--- start ---

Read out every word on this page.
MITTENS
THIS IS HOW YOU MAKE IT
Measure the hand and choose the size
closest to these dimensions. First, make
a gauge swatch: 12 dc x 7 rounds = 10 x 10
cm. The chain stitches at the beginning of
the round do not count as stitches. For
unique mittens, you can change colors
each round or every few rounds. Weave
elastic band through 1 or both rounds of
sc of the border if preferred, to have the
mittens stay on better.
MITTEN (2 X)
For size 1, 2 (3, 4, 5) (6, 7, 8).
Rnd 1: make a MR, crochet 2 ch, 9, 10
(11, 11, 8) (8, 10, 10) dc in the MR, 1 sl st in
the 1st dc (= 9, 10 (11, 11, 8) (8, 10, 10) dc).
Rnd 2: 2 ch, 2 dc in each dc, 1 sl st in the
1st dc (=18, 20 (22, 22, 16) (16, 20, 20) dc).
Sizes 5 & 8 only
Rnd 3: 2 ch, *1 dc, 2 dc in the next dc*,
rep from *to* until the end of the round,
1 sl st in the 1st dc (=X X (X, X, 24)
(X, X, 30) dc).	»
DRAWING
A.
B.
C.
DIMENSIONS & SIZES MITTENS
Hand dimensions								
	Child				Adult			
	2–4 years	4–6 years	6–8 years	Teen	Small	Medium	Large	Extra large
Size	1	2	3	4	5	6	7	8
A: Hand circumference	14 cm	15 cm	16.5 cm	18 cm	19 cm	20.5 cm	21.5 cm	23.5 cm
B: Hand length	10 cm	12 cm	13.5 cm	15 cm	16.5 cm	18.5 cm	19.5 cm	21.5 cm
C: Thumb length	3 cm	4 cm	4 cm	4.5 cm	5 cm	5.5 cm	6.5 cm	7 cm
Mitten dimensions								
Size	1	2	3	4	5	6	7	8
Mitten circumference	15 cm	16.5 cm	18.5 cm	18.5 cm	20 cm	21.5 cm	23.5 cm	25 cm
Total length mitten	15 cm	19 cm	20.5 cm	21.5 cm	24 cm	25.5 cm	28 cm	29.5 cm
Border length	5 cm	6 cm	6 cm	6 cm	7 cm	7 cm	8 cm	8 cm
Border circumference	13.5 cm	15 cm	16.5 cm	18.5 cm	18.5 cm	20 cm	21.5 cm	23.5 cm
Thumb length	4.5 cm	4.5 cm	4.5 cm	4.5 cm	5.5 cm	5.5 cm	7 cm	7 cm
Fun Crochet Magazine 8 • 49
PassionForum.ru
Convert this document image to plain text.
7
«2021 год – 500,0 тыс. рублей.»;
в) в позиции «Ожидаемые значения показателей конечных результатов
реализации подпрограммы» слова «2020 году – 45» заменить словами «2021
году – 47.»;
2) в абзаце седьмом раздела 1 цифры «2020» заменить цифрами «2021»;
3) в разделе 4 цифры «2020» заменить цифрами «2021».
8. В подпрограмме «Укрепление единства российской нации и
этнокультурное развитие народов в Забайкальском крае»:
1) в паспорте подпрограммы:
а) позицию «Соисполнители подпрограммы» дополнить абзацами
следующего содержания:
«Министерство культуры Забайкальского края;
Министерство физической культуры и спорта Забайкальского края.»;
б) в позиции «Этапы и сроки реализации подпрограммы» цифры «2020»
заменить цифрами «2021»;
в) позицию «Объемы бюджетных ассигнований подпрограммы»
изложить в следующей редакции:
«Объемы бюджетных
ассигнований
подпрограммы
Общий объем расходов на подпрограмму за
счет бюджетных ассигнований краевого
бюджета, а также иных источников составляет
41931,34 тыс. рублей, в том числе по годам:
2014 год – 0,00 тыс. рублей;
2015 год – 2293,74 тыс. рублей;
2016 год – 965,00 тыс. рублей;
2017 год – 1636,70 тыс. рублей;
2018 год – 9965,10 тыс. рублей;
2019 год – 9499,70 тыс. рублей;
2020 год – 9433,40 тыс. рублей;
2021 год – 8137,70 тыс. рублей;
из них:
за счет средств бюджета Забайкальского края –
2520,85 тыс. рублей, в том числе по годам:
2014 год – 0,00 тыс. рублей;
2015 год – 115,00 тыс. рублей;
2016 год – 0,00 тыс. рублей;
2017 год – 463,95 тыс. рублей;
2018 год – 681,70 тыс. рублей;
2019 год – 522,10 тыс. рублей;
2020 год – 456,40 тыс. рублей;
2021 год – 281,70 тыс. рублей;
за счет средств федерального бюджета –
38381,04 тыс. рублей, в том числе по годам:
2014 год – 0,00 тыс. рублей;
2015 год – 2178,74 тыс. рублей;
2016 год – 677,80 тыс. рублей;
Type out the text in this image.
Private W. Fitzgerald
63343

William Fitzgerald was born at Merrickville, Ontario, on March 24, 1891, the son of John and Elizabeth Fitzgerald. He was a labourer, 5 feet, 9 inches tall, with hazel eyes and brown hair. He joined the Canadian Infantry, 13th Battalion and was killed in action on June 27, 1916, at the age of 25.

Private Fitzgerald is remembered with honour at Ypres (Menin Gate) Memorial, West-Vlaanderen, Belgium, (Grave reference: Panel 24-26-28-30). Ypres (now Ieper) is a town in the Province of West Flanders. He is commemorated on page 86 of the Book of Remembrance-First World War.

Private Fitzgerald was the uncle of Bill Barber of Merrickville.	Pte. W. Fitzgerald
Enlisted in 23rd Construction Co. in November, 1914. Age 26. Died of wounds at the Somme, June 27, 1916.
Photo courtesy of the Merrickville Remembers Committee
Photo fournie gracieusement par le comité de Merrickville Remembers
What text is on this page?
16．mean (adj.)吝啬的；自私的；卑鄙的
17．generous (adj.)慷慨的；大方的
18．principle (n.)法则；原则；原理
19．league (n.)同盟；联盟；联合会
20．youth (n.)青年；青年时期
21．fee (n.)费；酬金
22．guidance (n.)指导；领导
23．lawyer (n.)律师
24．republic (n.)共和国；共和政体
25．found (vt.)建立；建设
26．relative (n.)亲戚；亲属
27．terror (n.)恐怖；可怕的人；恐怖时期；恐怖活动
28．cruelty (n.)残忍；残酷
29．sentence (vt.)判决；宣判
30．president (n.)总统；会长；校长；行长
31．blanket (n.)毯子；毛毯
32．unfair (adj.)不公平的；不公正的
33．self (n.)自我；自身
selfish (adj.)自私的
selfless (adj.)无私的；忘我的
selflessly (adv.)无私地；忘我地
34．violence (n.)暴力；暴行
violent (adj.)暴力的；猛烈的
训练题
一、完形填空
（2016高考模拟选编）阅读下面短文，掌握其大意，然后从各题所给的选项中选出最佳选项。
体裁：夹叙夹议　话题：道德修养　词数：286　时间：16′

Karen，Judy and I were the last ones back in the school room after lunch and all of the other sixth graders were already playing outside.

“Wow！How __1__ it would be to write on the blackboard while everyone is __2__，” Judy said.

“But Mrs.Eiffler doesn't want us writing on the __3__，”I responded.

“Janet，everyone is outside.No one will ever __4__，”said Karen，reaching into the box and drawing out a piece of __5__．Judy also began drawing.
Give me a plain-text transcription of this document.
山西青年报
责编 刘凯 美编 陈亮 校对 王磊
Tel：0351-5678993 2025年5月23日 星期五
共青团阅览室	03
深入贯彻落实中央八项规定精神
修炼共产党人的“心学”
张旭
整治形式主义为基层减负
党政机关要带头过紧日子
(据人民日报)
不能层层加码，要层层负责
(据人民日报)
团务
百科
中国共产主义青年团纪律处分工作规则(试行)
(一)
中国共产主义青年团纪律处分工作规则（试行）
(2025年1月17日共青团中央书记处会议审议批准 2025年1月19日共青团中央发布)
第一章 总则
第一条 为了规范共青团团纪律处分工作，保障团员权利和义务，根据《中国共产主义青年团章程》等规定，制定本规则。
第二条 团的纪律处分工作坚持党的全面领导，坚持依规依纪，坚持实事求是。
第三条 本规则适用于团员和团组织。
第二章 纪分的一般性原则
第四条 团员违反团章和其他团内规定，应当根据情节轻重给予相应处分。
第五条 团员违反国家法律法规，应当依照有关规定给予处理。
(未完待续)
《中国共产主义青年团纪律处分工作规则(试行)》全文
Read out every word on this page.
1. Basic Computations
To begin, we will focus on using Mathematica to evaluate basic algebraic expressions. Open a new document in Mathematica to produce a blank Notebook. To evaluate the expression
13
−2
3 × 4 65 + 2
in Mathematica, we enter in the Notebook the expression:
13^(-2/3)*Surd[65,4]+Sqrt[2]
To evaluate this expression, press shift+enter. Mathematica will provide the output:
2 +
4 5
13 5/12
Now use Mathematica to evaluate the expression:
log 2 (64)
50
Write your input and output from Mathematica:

--- end ---

_Work instructions_
Copy each line of the records containing the string "plain".

_Full answer_
Convert this document image to plain text.
Give me a plain-text transcription of this document.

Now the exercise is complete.